Filter these entries so that only lines with the word "this" remain.

Dataset records
----------------------------------------

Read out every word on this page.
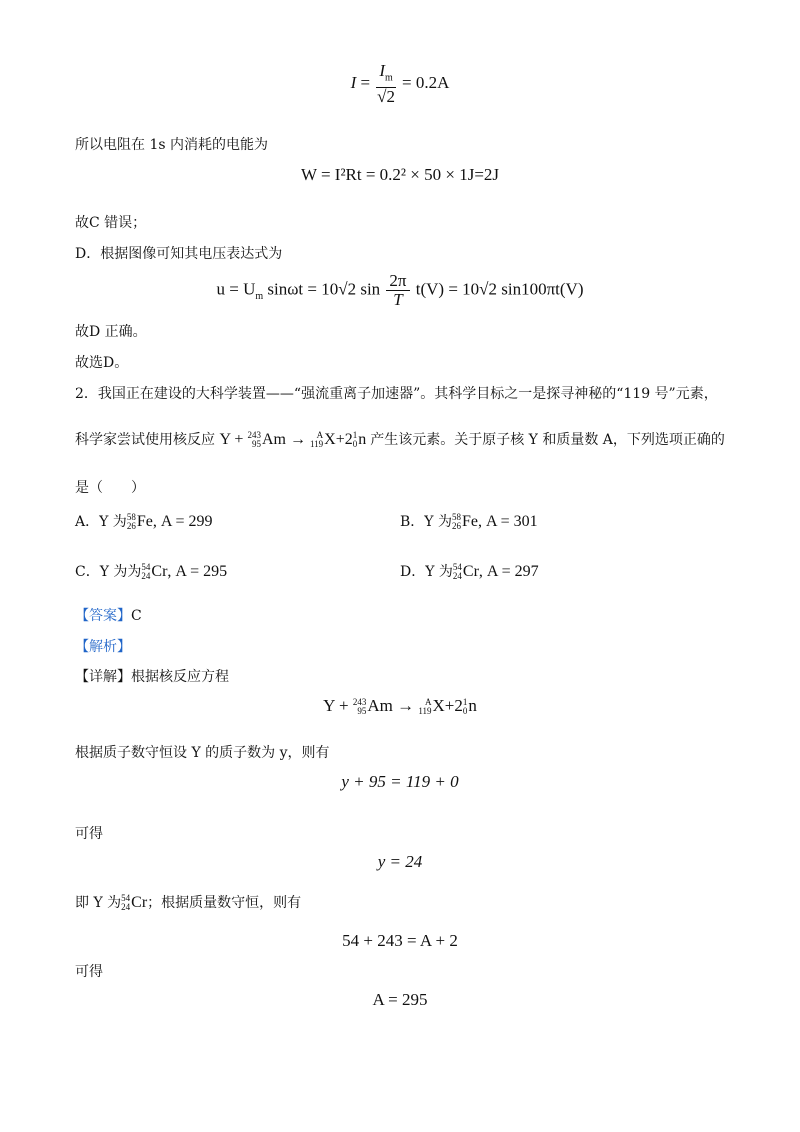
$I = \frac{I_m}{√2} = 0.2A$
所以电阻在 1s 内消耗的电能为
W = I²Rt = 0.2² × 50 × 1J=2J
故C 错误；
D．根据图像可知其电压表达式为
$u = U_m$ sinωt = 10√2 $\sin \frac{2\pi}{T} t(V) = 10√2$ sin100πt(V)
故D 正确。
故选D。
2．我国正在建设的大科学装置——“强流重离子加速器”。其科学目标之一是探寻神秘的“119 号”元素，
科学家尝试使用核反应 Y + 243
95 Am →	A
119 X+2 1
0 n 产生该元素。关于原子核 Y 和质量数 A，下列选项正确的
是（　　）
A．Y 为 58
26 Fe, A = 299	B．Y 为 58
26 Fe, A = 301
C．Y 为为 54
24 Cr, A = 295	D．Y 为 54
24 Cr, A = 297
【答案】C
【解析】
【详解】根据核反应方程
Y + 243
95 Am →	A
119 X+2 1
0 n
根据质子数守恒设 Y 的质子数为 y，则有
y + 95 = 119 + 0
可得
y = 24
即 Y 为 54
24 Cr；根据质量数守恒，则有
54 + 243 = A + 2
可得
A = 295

----------------------------------------

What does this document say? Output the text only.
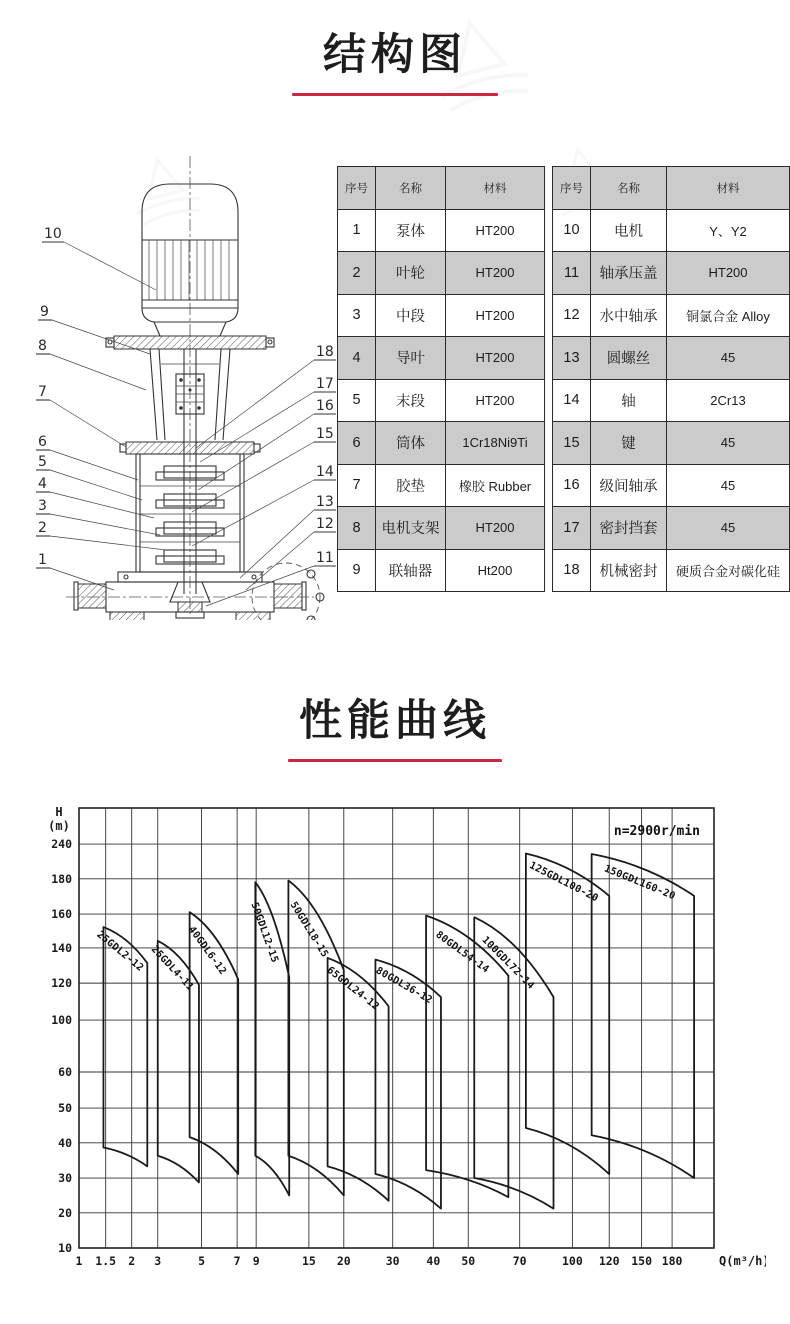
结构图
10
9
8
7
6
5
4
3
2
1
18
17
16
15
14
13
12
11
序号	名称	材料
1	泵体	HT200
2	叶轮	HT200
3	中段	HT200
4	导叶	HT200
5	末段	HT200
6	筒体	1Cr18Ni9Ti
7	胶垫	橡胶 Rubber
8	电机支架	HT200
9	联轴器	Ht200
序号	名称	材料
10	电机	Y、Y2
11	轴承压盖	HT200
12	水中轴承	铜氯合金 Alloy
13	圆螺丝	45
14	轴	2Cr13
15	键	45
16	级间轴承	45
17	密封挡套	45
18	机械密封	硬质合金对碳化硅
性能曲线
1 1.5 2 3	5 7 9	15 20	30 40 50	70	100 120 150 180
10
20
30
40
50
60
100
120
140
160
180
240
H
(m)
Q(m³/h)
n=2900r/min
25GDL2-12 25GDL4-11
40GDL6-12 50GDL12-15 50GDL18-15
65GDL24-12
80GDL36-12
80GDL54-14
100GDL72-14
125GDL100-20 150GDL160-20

----------------------------------------

#### [The solution]
Read out every word on this page.
What does this document say? Output the text only.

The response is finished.